:: Short exercise ::
Return the complete listing that follows, with each line reproduced exactly.

[Dataset entries]
┏━━

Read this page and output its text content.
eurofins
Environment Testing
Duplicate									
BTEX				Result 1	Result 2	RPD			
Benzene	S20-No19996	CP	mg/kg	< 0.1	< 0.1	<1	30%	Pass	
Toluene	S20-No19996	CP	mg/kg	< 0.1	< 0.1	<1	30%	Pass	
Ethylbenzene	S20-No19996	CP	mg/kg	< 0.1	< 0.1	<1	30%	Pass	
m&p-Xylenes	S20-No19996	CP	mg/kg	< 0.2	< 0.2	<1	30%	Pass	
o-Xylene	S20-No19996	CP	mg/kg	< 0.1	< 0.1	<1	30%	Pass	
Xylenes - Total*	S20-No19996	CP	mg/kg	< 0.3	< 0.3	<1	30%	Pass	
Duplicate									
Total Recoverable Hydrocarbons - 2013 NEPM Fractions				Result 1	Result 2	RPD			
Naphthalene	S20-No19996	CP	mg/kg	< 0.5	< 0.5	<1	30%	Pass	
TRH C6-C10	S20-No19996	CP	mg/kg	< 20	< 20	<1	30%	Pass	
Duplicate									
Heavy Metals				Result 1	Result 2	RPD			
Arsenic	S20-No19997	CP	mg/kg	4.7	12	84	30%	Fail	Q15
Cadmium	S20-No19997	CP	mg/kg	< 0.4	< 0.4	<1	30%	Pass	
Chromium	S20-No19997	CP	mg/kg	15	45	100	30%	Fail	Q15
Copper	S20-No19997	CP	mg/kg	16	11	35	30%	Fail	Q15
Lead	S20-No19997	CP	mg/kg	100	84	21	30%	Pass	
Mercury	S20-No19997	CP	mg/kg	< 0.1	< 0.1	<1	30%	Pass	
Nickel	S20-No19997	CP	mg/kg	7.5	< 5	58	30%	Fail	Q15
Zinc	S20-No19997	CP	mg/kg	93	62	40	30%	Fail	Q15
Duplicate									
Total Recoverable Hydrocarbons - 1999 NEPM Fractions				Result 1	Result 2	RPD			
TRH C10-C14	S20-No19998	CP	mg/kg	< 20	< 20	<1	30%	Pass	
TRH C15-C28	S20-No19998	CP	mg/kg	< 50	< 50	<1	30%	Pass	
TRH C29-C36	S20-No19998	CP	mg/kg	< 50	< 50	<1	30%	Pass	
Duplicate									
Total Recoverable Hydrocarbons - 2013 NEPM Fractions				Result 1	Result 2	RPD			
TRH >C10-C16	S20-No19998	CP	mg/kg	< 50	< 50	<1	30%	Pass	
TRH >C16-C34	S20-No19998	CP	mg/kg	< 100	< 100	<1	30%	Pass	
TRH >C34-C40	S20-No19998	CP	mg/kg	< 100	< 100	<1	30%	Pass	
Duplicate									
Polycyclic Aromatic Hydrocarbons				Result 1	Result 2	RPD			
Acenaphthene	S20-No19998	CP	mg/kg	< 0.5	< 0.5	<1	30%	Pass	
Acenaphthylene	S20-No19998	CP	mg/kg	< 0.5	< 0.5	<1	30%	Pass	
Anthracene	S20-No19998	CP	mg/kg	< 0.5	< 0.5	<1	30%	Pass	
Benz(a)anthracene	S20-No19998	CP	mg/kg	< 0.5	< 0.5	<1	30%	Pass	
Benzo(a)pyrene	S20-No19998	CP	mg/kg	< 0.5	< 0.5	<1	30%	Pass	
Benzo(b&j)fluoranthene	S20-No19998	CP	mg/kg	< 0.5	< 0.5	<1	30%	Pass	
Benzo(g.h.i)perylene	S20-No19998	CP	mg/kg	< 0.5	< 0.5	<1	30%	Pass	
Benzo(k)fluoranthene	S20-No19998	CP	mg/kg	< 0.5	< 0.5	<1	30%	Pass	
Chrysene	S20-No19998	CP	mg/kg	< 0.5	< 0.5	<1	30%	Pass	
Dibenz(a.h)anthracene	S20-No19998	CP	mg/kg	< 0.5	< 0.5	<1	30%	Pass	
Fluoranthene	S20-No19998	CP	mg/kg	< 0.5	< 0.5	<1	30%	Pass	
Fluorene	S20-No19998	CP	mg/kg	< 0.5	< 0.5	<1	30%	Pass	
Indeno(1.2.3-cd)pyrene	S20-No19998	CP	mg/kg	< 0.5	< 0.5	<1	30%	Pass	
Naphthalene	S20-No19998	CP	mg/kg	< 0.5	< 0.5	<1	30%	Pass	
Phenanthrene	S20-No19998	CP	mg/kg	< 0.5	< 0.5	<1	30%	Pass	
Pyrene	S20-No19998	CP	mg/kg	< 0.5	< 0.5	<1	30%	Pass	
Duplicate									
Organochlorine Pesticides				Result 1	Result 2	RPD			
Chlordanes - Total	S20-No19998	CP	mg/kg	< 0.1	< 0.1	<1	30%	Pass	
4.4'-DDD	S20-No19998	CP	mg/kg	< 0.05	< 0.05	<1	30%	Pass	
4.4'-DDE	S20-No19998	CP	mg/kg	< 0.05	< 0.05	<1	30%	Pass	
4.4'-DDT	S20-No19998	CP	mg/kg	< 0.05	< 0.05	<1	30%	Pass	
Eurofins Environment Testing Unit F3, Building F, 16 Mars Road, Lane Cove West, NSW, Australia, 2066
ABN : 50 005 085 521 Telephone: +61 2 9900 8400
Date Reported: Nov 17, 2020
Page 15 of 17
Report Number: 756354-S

┗━━

:: Right answer ::
Read this page and output its text content.
eurofins
Environment Testing
Duplicate									
BTEX				Result 1	Result 2	RPD			
Benzene	S20-No19996	CP	mg/kg	< 0.1	< 0.1	<1	30%	Pass	
Toluene	S20-No19996	CP	mg/kg	< 0.1	< 0.1	<1	30%	Pass	
Ethylbenzene	S20-No19996	CP	mg/kg	< 0.1	< 0.1	<1	30%	Pass	
m&p-Xylenes	S20-No19996	CP	mg/kg	< 0.2	< 0.2	<1	30%	Pass	
o-Xylene	S20-No19996	CP	mg/kg	< 0.1	< 0.1	<1	30%	Pass	
Xylenes - Total*	S20-No19996	CP	mg/kg	< 0.3	< 0.3	<1	30%	Pass	
Duplicate									
Total Recoverable Hydrocarbons - 2013 NEPM Fractions				Result 1	Result 2	RPD			
Naphthalene	S20-No19996	CP	mg/kg	< 0.5	< 0.5	<1	30%	Pass	
TRH C6-C10	S20-No19996	CP	mg/kg	< 20	< 20	<1	30%	Pass	
Duplicate									
Heavy Metals				Result 1	Result 2	RPD			
Arsenic	S20-No19997	CP	mg/kg	4.7	12	84	30%	Fail	Q15
Cadmium	S20-No19997	CP	mg/kg	< 0.4	< 0.4	<1	30%	Pass	
Chromium	S20-No19997	CP	mg/kg	15	45	100	30%	Fail	Q15
Copper	S20-No19997	CP	mg/kg	16	11	35	30%	Fail	Q15
Lead	S20-No19997	CP	mg/kg	100	84	21	30%	Pass	
Mercury	S20-No19997	CP	mg/kg	< 0.1	< 0.1	<1	30%	Pass	
Nickel	S20-No19997	CP	mg/kg	7.5	< 5	58	30%	Fail	Q15
Zinc	S20-No19997	CP	mg/kg	93	62	40	30%	Fail	Q15
Duplicate									
Total Recoverable Hydrocarbons - 1999 NEPM Fractions				Result 1	Result 2	RPD			
TRH C10-C14	S20-No19998	CP	mg/kg	< 20	< 20	<1	30%	Pass	
TRH C15-C28	S20-No19998	CP	mg/kg	< 50	< 50	<1	30%	Pass	
TRH C29-C36	S20-No19998	CP	mg/kg	< 50	< 50	<1	30%	Pass	
Duplicate									
Total Recoverable Hydrocarbons - 2013 NEPM Fractions				Result 1	Result 2	RPD			
TRH >C10-C16	S20-No19998	CP	mg/kg	< 50	< 50	<1	30%	Pass	
TRH >C16-C34	S20-No19998	CP	mg/kg	< 100	< 100	<1	30%	Pass	
TRH >C34-C40	S20-No19998	CP	mg/kg	< 100	< 100	<1	30%	Pass	
Duplicate									
Polycyclic Aromatic Hydrocarbons				Result 1	Result 2	RPD			
Acenaphthene	S20-No19998	CP	mg/kg	< 0.5	< 0.5	<1	30%	Pass	
Acenaphthylene	S20-No19998	CP	mg/kg	< 0.5	< 0.5	<1	30%	Pass	
Anthracene	S20-No19998	CP	mg/kg	< 0.5	< 0.5	<1	30%	Pass	
Benz(a)anthracene	S20-No19998	CP	mg/kg	< 0.5	< 0.5	<1	30%	Pass	
Benzo(a)pyrene	S20-No19998	CP	mg/kg	< 0.5	< 0.5	<1	30%	Pass	
Benzo(b&j)fluoranthene	S20-No19998	CP	mg/kg	< 0.5	< 0.5	<1	30%	Pass	
Benzo(g.h.i)perylene	S20-No19998	CP	mg/kg	< 0.5	< 0.5	<1	30%	Pass	
Benzo(k)fluoranthene	S20-No19998	CP	mg/kg	< 0.5	< 0.5	<1	30%	Pass	
Chrysene	S20-No19998	CP	mg/kg	< 0.5	< 0.5	<1	30%	Pass	
Dibenz(a.h)anthracene	S20-No19998	CP	mg/kg	< 0.5	< 0.5	<1	30%	Pass	
Fluoranthene	S20-No19998	CP	mg/kg	< 0.5	< 0.5	<1	30%	Pass	
Fluorene	S20-No19998	CP	mg/kg	< 0.5	< 0.5	<1	30%	Pass	
Indeno(1.2.3-cd)pyrene	S20-No19998	CP	mg/kg	< 0.5	< 0.5	<1	30%	Pass	
Naphthalene	S20-No19998	CP	mg/kg	< 0.5	< 0.5	<1	30%	Pass	
Phenanthrene	S20-No19998	CP	mg/kg	< 0.5	< 0.5	<1	30%	Pass	
Pyrene	S20-No19998	CP	mg/kg	< 0.5	< 0.5	<1	30%	Pass	
Duplicate									
Organochlorine Pesticides				Result 1	Result 2	RPD			
Chlordanes - Total	S20-No19998	CP	mg/kg	< 0.1	< 0.1	<1	30%	Pass	
4.4'-DDD	S20-No19998	CP	mg/kg	< 0.05	< 0.05	<1	30%	Pass	
4.4'-DDE	S20-No19998	CP	mg/kg	< 0.05	< 0.05	<1	30%	Pass	
4.4'-DDT	S20-No19998	CP	mg/kg	< 0.05	< 0.05	<1	30%	Pass	
Eurofins Environment Testing Unit F3, Building F, 16 Mars Road, Lane Cove West, NSW, Australia, 2066
ABN : 50 005 085 521 Telephone: +61 2 9900 8400
Date Reported: Nov 17, 2020
Page 15 of 17
Report Number: 756354-S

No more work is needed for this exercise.